— BEGIN Given records —
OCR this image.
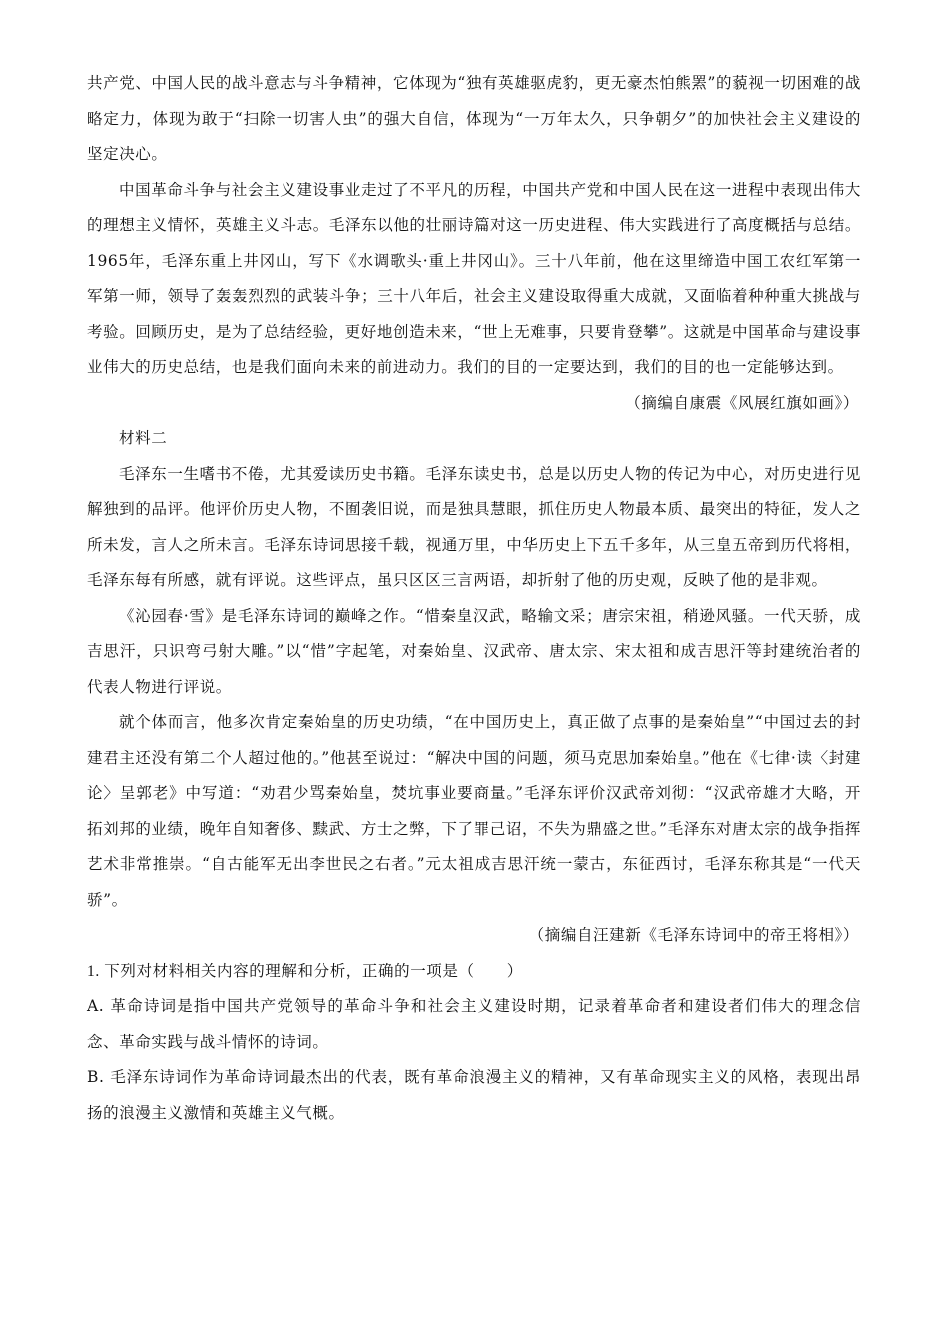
共产党、中国人民的战斗意志与斗争精神，它体现为“独有英雄驱虎豹，更无豪杰怕熊罴”的藐视一切困难的战略定力，体现为敢于“扫除一切害人虫”的强大自信，体现为“一万年太久，只争朝夕”的加快社会主义建设的坚定决心。

中国革命斗争与社会主义建设事业走过了不平凡的历程，中国共产党和中国人民在这一进程中表现出伟大的理想主义情怀，英雄主义斗志。毛泽东以他的壮丽诗篇对这一历史进程、伟大实践进行了高度概括与总结。1965年，毛泽东重上井冈山，写下《水调歌头·重上井冈山》。三十八年前，他在这里缔造中国工农红军第一军第一师，领导了轰轰烈烈的武装斗争；三十八年后，社会主义建设取得重大成就，又面临着种种重大挑战与考验。回顾历史，是为了总结经验，更好地创造未来，“世上无难事，只要肯登攀”。这就是中国革命与建设事业伟大的历史总结，也是我们面向未来的前进动力。我们的目的一定要达到，我们的目的也一定能够达到。

（摘编自康震《风展红旗如画》）

材料二

毛泽东一生嗜书不倦，尤其爱读历史书籍。毛泽东读史书，总是以历史人物的传记为中心，对历史进行见解独到的品评。他评价历史人物，不囿袭旧说，而是独具慧眼，抓住历史人物最本质、最突出的特征，发人之所未发，言人之所未言。毛泽东诗词思接千载，视通万里，中华历史上下五千多年，从三皇五帝到历代将相，毛泽东每有所感，就有评说。这些评点，虽只区区三言两语，却折射了他的历史观，反映了他的是非观。

《沁园春·雪》是毛泽东诗词的巅峰之作。“惜秦皇汉武，略输文采；唐宗宋祖，稍逊风骚。一代天骄，成吉思汗，只识弯弓射大雕。”以“惜”字起笔，对秦始皇、汉武帝、唐太宗、宋太祖和成吉思汗等封建统治者的代表人物进行评说。

就个体而言，他多次肯定秦始皇的历史功绩，“在中国历史上，真正做了点事的是秦始皇”“中国过去的封建君主还没有第二个人超过他的。”他甚至说过：“解决中国的问题，须马克思加秦始皇。”他在《七律·读〈封建论〉呈郭老》中写道：“劝君少骂秦始皇，焚坑事业要商量。”毛泽东评价汉武帝刘彻：“汉武帝雄才大略，开拓刘邦的业绩，晚年自知奢侈、黩武、方士之弊，下了罪己诏，不失为鼎盛之世。”毛泽东对唐太宗的战争指挥艺术非常推崇。“自古能军无出李世民之右者。”元太祖成吉思汗统一蒙古，东征西讨，毛泽东称其是“一代天骄”。

（摘编自汪建新《毛泽东诗词中的帝王将相》）

1. 下列对材料相关内容的理解和分析，正确的一项是（　　）

A. 革命诗词是指中国共产党领导的革命斗争和社会主义建设时期，记录着革命者和建设者们伟大的理念信念、革命实践与战斗情怀的诗词。

B. 毛泽东诗词作为革命诗词最杰出的代表，既有革命浪漫主义的精神，又有革命现实主义的风格，表现出昂扬的浪漫主义激情和英雄主义气概。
— END Given records —
Find the word "一代天骄" in the records and pull out each line that has it.

• [Full response]
《沁园春·雪》是毛泽东诗词的巅峰之作。“惜秦皇汉武，略输文采；唐宗宋祖，稍逊风骚。一代天骄，成吉思汗，只识弯弓射大雕。”以“惜”字起笔，对秦始皇、汉武帝、唐太宗、宋太祖和成吉思汗等封建统治者的代表人物进行评说。
就个体而言，他多次肯定秦始皇的历史功绩，“在中国历史上，真正做了点事的是秦始皇”“中国过去的封建君主还没有第二个人超过他的。”他甚至说过：“解决中国的问题，须马克思加秦始皇。”他在《七律·读〈封建论〉呈郭老》中写道：“劝君少骂秦始皇，焚坑事业要商量。”毛泽东评价汉武帝刘彻：“汉武帝雄才大略，开拓刘邦的业绩，晚年自知奢侈、黩武、方士之弊，下了罪己诏，不失为鼎盛之世。”毛泽东对唐太宗的战争指挥艺术非常推崇。“自古能军无出李世民之右者。”元太祖成吉思汗统一蒙古，东征西讨，毛泽东称其是“一代天骄”。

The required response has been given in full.